> **PROBLEM**
Find how many lines contain the word "structured" and state that number alone.

> **DATASET ROWS**

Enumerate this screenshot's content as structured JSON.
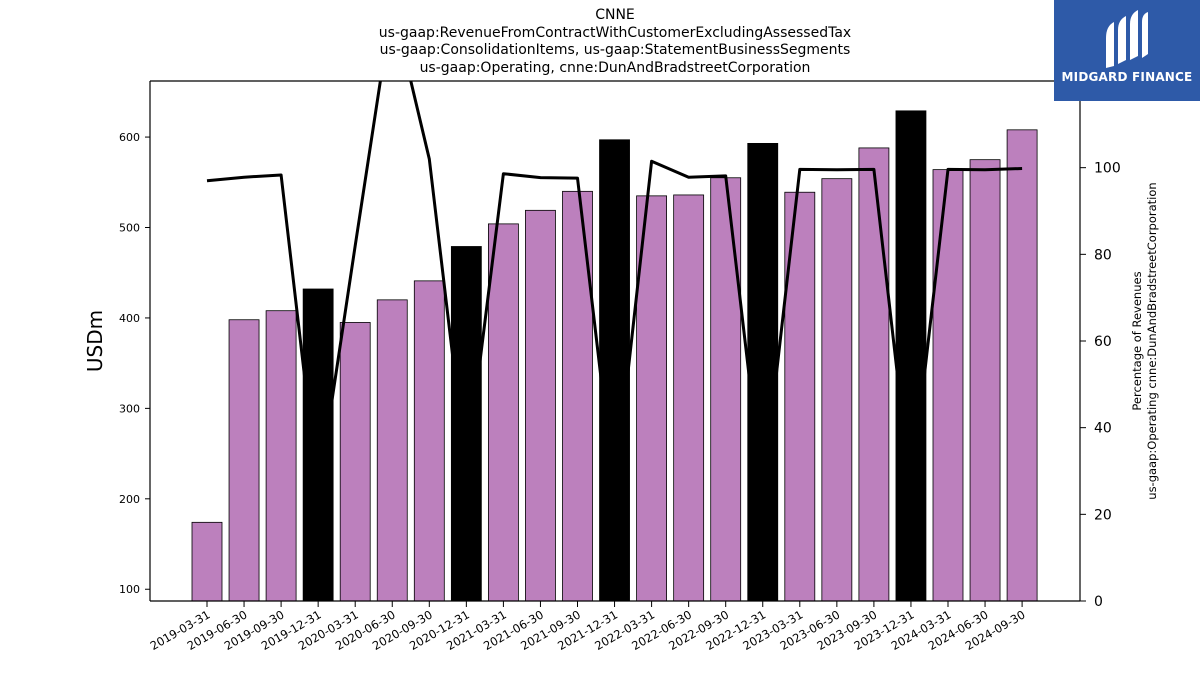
{
  "title_lines": [
    "CNNE",
    "us-gaap:RevenueFromContractWithCustomerExcludingAssessedTax",
    "us-gaap:ConsolidationItems, us-gaap:StatementBusinessSegments",
    "us-gaap:Operating, cnne:DunAndBradstreetCorporation"
  ],
  "logo": {
    "text": "MIDGARD FINANCE",
    "color": "#2e5aa8"
  },
  "chart_data": {
    "type": "bar",
    "categories": [
      "2019-03-31",
      "2019-06-30",
      "2019-09-30",
      "2019-12-31",
      "2020-03-31",
      "2020-06-30",
      "2020-09-30",
      "2020-12-31",
      "2021-03-31",
      "2021-06-30",
      "2021-09-30",
      "2021-12-31",
      "2022-03-31",
      "2022-06-30",
      "2022-09-30",
      "2022-12-31",
      "2023-03-31",
      "2023-06-30",
      "2023-09-30",
      "2023-12-31",
      "2024-03-31",
      "2024-06-30",
      "2024-09-30"
    ],
    "series": [
      {
        "values": [
          174,
          398,
          408,
          432,
          395,
          420,
          441,
          479,
          504,
          519,
          540,
          597,
          535,
          536,
          555,
          593,
          539,
          554,
          588,
          629,
          564,
          575,
          608
        ],
        "bar_colors": [
          "#bc80bd",
          "#bc80bd",
          "#bc80bd",
          "#000000",
          "#bc80bd",
          "#bc80bd",
          "#bc80bd",
          "#000000",
          "#bc80bd",
          "#bc80bd",
          "#bc80bd",
          "#000000",
          "#bc80bd",
          "#bc80bd",
          "#bc80bd",
          "#000000",
          "#bc80bd",
          "#bc80bd",
          "#bc80bd",
          "#000000",
          "#bc80bd",
          "#bc80bd",
          "#bc80bd"
        ],
        "axis": "left"
      },
      {
        "values": [
          97,
          97.8,
          98.3,
          25,
          82,
          138,
          102,
          30,
          98.6,
          97.7,
          97.6,
          25,
          101.5,
          97.8,
          98.1,
          25,
          99.6,
          99.5,
          99.6,
          25,
          99.6,
          99.5,
          99.8
        ],
        "color": "#000000",
        "type": "line",
        "axis": "right"
      }
    ],
    "ylabel": "USDm",
    "y2label_lines": [
      "Percentage of Revenues",
      "us-gaap:Operating cnne:DunAndBradstreetCorporation"
    ],
    "ylim": [
      87,
      662
    ],
    "y2lim": [
      0,
      120
    ],
    "yticks": [
      100,
      200,
      300,
      400,
      500,
      600
    ],
    "y2ticks": [
      0,
      20,
      40,
      60,
      80,
      100
    ],
    "grid": false,
    "legend": "none"
  }
}
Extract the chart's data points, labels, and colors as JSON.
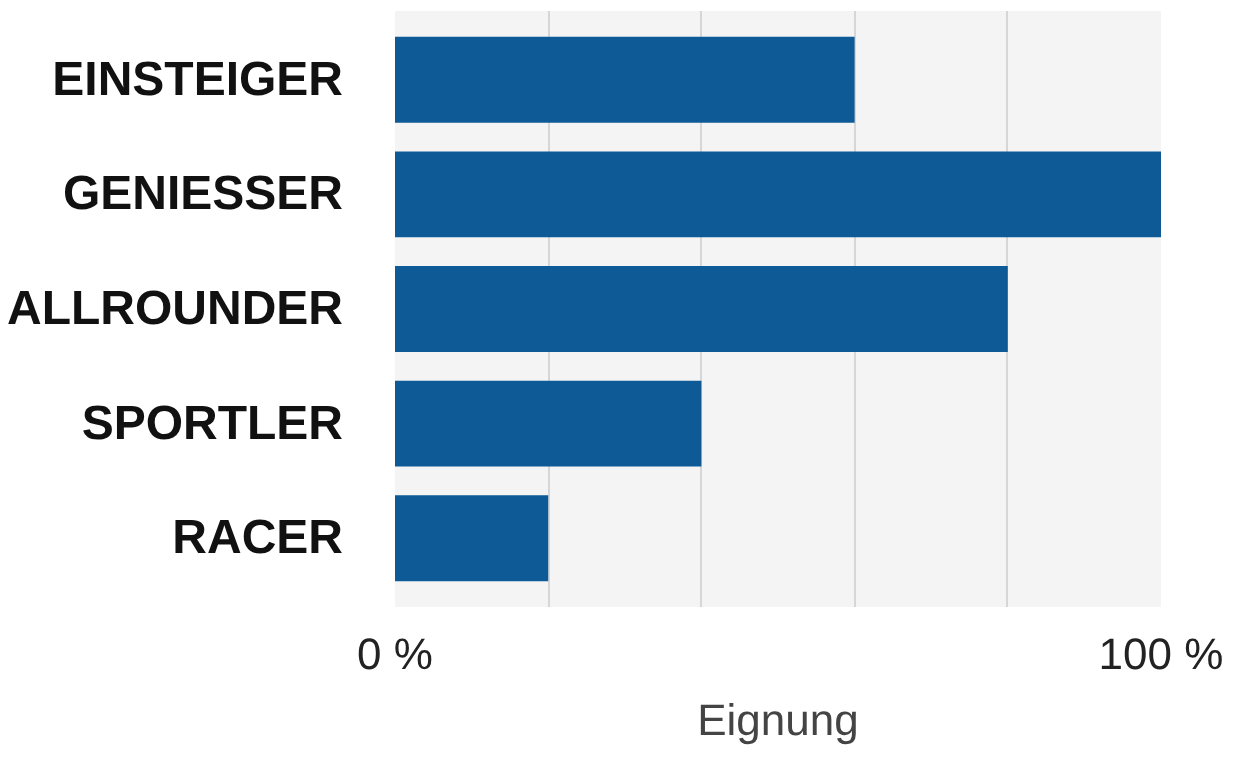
{
  "chart_data": {
    "type": "bar",
    "orientation": "horizontal",
    "xlabel": "Eignung",
    "categories": [
      "EINSTEIGER",
      "GENIESSER",
      "ALLROUNDER",
      "SPORTLER",
      "RACER"
    ],
    "values": [
      60,
      100,
      80,
      40,
      20
    ],
    "color": "#0d5a96",
    "xlim": [
      0,
      100
    ],
    "xticks": [
      {
        "value": 0,
        "label": "0 %"
      },
      {
        "value": 20,
        "label": null
      },
      {
        "value": 40,
        "label": null
      },
      {
        "value": 60,
        "label": null
      },
      {
        "value": 80,
        "label": null
      },
      {
        "value": 100,
        "label": "100 %"
      }
    ],
    "grid": "x"
  }
}
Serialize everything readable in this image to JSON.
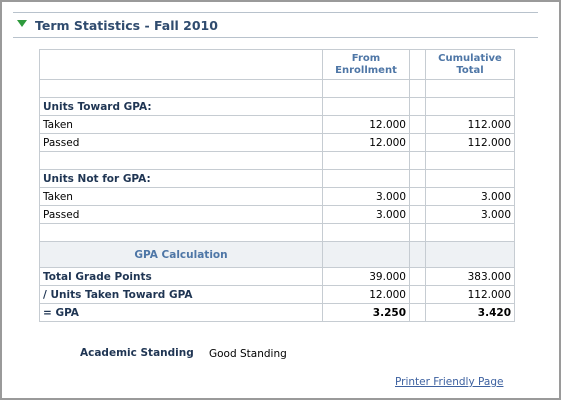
{
  "section": {
    "title": "Term Statistics - Fall 2010"
  },
  "table": {
    "col_from": "From Enrollment",
    "col_cumulative": "Cumulative Total",
    "units_gpa_heading": "Units Toward GPA:",
    "units_gpa": [
      {
        "label": "Taken",
        "from": "12.000",
        "cumulative": "112.000"
      },
      {
        "label": "Passed",
        "from": "12.000",
        "cumulative": "112.000"
      }
    ],
    "units_not_gpa_heading": "Units Not for GPA:",
    "units_not_gpa": [
      {
        "label": "Taken",
        "from": "3.000",
        "cumulative": "3.000"
      },
      {
        "label": "Passed",
        "from": "3.000",
        "cumulative": "3.000"
      }
    ],
    "gpa_calc_heading": "GPA Calculation",
    "gpa_rows": [
      {
        "label": "Total Grade Points",
        "from": "39.000",
        "cumulative": "383.000"
      },
      {
        "label": "/  Units Taken Toward GPA",
        "from": "12.000",
        "cumulative": "112.000"
      },
      {
        "label": "= GPA",
        "from": "3.250",
        "cumulative": "3.420"
      }
    ]
  },
  "standing": {
    "label": "Academic Standing",
    "value": "Good Standing"
  },
  "links": {
    "printer_friendly": "Printer Friendly Page"
  },
  "icons": {
    "collapse": "collapse-triangle-icon"
  },
  "colors": {
    "title": "#2f4b6e",
    "header_text": "#4e76a6",
    "triangle": "#2e9a3c",
    "link": "#3d61a0"
  }
}
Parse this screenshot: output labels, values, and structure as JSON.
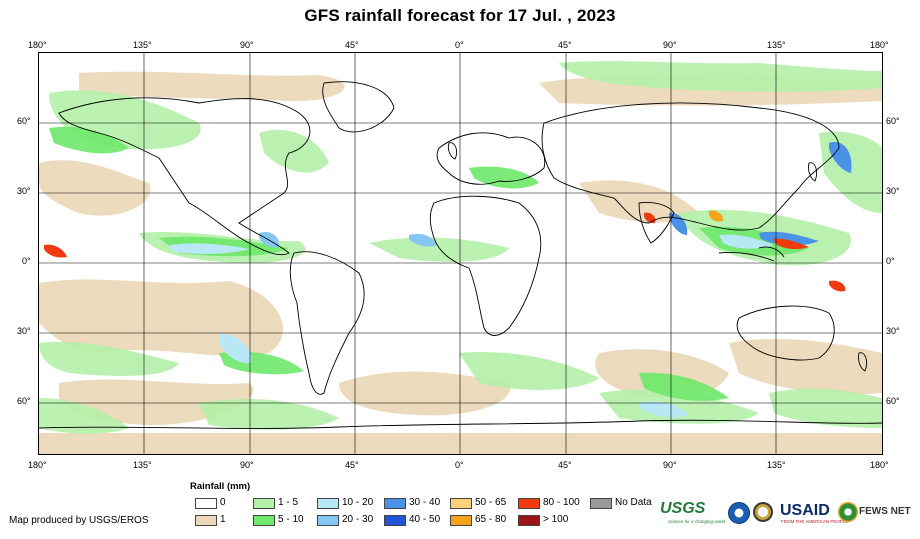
{
  "title": "GFS rainfall forecast for 17 Jul. , 2023",
  "map": {
    "lon_ticks": [
      "180°",
      "135°",
      "90°",
      "45°",
      "0°",
      "45°",
      "90°",
      "135°",
      "180°"
    ],
    "lat_ticks": [
      "60°",
      "30°",
      "0°",
      "30°",
      "60°"
    ],
    "ocean_color": "#ffffff",
    "land_outline_color": "#000000",
    "grid_color": "#000000"
  },
  "legend": {
    "title": "Rainfall (mm)",
    "items": [
      {
        "label": "0",
        "color": "#ffffff"
      },
      {
        "label": "1",
        "color": "#ecd9b9"
      },
      {
        "label": "1 - 5",
        "color": "#b4f0a8"
      },
      {
        "label": "5 - 10",
        "color": "#6ee86a"
      },
      {
        "label": "10 - 20",
        "color": "#b8e8f5"
      },
      {
        "label": "20 - 30",
        "color": "#86c6f2"
      },
      {
        "label": "30 - 40",
        "color": "#4a92e6"
      },
      {
        "label": "40 - 50",
        "color": "#1f55d6"
      },
      {
        "label": "50 - 65",
        "color": "#fdd07a"
      },
      {
        "label": "65 - 80",
        "color": "#f7a21b"
      },
      {
        "label": "80 - 100",
        "color": "#f03a0f"
      },
      {
        "label": "> 100",
        "color": "#9a1414"
      },
      {
        "label": "No Data",
        "color": "#9a9a9a"
      }
    ]
  },
  "credit": "Map produced by USGS/EROS",
  "logos": {
    "usgs": "USGS",
    "usgs_tagline": "science for a changing world",
    "usaid": "USAID",
    "usaid_tagline": "FROM THE AMERICAN PEOPLE",
    "fews": "FEWS NET",
    "noaa_icon": "noaa-icon",
    "doi_icon": "doi-seal-icon",
    "fews_icon": "fews-leaf-icon"
  }
}
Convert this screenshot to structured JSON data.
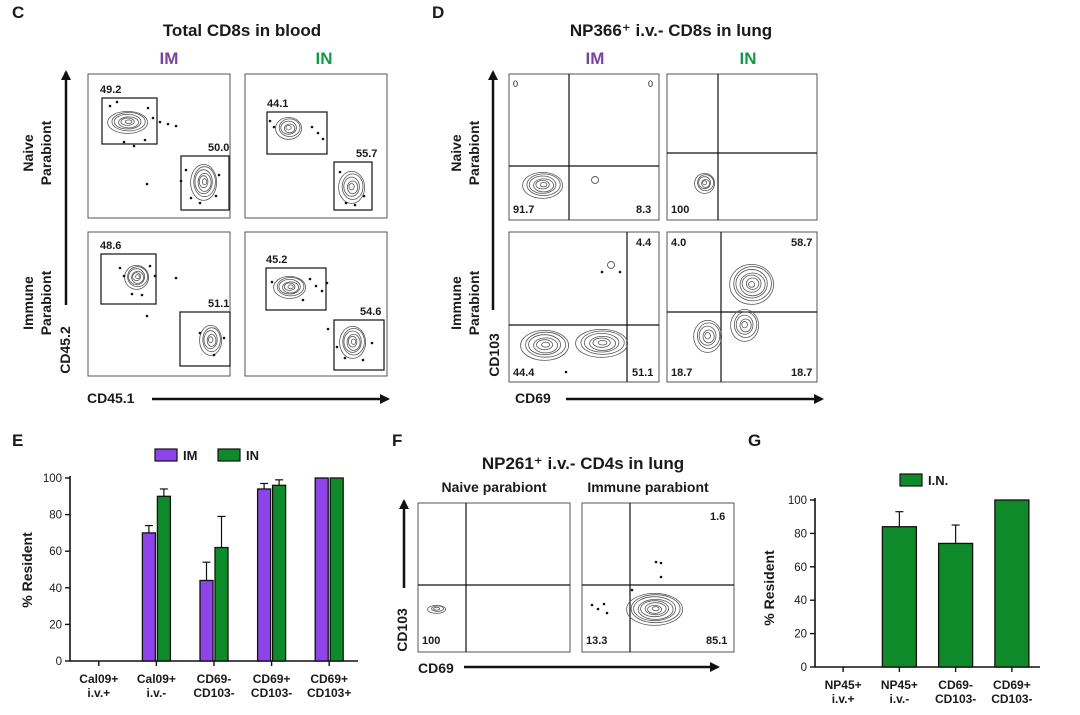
{
  "panel_c": {
    "letter": "C",
    "title": "Total CD8s in blood",
    "col_labels": [
      "IM",
      "IN"
    ],
    "row_labels": [
      [
        "Naive",
        "Parabiont"
      ],
      [
        "Immune",
        "Parabiont"
      ]
    ],
    "x_axis_label": "CD45.1",
    "y_axis_label": "CD45.2",
    "gates": [
      {
        "upper": "49.2",
        "lower": "50.0"
      },
      {
        "upper": "44.1",
        "lower": "55.7"
      },
      {
        "upper": "48.6",
        "lower": "51.1"
      },
      {
        "upper": "45.2",
        "lower": "54.6"
      }
    ]
  },
  "panel_d": {
    "letter": "D",
    "title": "NP366⁺ i.v.- CD8s in lung",
    "col_labels": [
      "IM",
      "IN"
    ],
    "row_labels": [
      [
        "Naive",
        "Parabiont"
      ],
      [
        "Immune",
        "Parabiont"
      ]
    ],
    "x_axis_label": "CD69",
    "y_axis_label": "CD103",
    "quadrants": [
      {
        "ul": "0",
        "ur": "0",
        "ll": "91.7",
        "lr": "8.3"
      },
      {
        "ul": "",
        "ur": "",
        "ll": "100",
        "lr": ""
      },
      {
        "ul": "",
        "ur": "4.4",
        "ll": "44.4",
        "lr": "51.1"
      },
      {
        "ul": "4.0",
        "ur": "58.7",
        "ll": "18.7",
        "lr": "18.7"
      }
    ]
  },
  "panel_e": {
    "letter": "E",
    "chart_data": {
      "type": "bar",
      "categories": [
        [
          "Cal09+",
          "i.v.+"
        ],
        [
          "Cal09+",
          "i.v.-"
        ],
        [
          "CD69-",
          "CD103-"
        ],
        [
          "CD69+",
          "CD103-"
        ],
        [
          "CD69+",
          "CD103+"
        ]
      ],
      "series": [
        {
          "name": "IM",
          "values": [
            0,
            70,
            44,
            94,
            100
          ],
          "errors": [
            0,
            4,
            10,
            3,
            0
          ]
        },
        {
          "name": "IN",
          "values": [
            0,
            90,
            62,
            96,
            100
          ],
          "errors": [
            0,
            4,
            17,
            3,
            0
          ]
        }
      ],
      "ylabel": "% Resident",
      "yticks": [
        0,
        20,
        40,
        60,
        80,
        100
      ],
      "ylim": [
        0,
        100
      ],
      "legend_position": "top"
    }
  },
  "panel_f": {
    "letter": "F",
    "title": "NP261⁺ i.v.- CD4s in lung",
    "col_labels": [
      "Naive parabiont",
      "Immune parabiont"
    ],
    "x_axis_label": "CD69",
    "y_axis_label": "CD103",
    "quadrants": [
      {
        "ul": "",
        "ur": "",
        "ll": "100",
        "lr": ""
      },
      {
        "ul": "",
        "ur": "1.6",
        "ll": "13.3",
        "lr": "85.1"
      }
    ]
  },
  "panel_g": {
    "letter": "G",
    "chart_data": {
      "type": "bar",
      "categories": [
        [
          "NP45+",
          "i.v.+"
        ],
        [
          "NP45+",
          "i.v.-"
        ],
        [
          "CD69-",
          "CD103-"
        ],
        [
          "CD69+",
          "CD103-"
        ]
      ],
      "series": [
        {
          "name": "I.N.",
          "values": [
            0,
            84,
            74,
            100
          ],
          "errors": [
            0,
            9,
            11,
            0
          ]
        }
      ],
      "ylabel": "% Resident",
      "yticks": [
        0,
        20,
        40,
        60,
        80,
        100
      ],
      "ylim": [
        0,
        100
      ],
      "legend_position": "top"
    }
  },
  "colors": {
    "im": "#8e44e8",
    "in": "#0f8a2a",
    "im_label": "#7d3fa0",
    "in_label": "#129a4a",
    "contour": "#555555"
  }
}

> **ANSWER TO THE TASK**
2